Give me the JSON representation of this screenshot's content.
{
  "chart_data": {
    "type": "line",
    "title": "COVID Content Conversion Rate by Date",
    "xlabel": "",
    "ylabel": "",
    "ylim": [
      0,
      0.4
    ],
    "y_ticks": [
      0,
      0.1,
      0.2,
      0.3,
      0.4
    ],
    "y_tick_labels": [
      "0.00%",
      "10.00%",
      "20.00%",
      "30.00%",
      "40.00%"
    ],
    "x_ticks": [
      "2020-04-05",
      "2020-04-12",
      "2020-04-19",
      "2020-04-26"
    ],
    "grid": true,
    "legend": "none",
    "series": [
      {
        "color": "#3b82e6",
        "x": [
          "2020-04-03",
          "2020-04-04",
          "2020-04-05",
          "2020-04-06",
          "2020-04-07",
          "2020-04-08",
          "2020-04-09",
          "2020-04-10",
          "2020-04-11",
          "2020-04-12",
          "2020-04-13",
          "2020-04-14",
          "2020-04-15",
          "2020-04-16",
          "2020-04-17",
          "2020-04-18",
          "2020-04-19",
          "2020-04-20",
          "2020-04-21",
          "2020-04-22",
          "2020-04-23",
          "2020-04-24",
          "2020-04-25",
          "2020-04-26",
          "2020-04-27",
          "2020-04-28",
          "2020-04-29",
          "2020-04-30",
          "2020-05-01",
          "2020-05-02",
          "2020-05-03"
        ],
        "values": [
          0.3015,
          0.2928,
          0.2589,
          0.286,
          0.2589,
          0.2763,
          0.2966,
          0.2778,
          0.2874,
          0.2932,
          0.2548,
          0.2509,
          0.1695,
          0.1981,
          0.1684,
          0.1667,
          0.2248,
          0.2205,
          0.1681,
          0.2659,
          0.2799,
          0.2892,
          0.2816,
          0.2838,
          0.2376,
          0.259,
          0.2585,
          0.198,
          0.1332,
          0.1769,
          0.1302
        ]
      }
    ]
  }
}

-*-*-

**Instructions to follow**
Please restate the whole listing word for word.

**Task answer**
Give me the JSON representation of this screenshot's content.
{
  "chart_data": {
    "type": "line",
    "title": "COVID Content Conversion Rate by Date",
    "xlabel": "",
    "ylabel": "",
    "ylim": [
      0,
      0.4
    ],
    "y_ticks": [
      0,
      0.1,
      0.2,
      0.3,
      0.4
    ],
    "y_tick_labels": [
      "0.00%",
      "10.00%",
      "20.00%",
      "30.00%",
      "40.00%"
    ],
    "x_ticks": [
      "2020-04-05",
      "2020-04-12",
      "2020-04-19",
      "2020-04-26"
    ],
    "grid": true,
    "legend": "none",
    "series": [
      {
        "color": "#3b82e6",
        "x": [
          "2020-04-03",
          "2020-04-04",
          "2020-04-05",
          "2020-04-06",
          "2020-04-07",
          "2020-04-08",
          "2020-04-09",
          "2020-04-10",
          "2020-04-11",
          "2020-04-12",
          "2020-04-13",
          "2020-04-14",
          "2020-04-15",
          "2020-04-16",
          "2020-04-17",
          "2020-04-18",
          "2020-04-19",
          "2020-04-20",
          "2020-04-21",
          "2020-04-22",
          "2020-04-23",
          "2020-04-24",
          "2020-04-25",
          "2020-04-26",
          "2020-04-27",
          "2020-04-28",
          "2020-04-29",
          "2020-04-30",
          "2020-05-01",
          "2020-05-02",
          "2020-05-03"
        ],
        "values": [
          0.3015,
          0.2928,
          0.2589,
          0.286,
          0.2589,
          0.2763,
          0.2966,
          0.2778,
          0.2874,
          0.2932,
          0.2548,
          0.2509,
          0.1695,
          0.1981,
          0.1684,
          0.1667,
          0.2248,
          0.2205,
          0.1681,
          0.2659,
          0.2799,
          0.2892,
          0.2816,
          0.2838,
          0.2376,
          0.259,
          0.2585,
          0.198,
          0.1332,
          0.1769,
          0.1302
        ]
      }
    ]
  }
}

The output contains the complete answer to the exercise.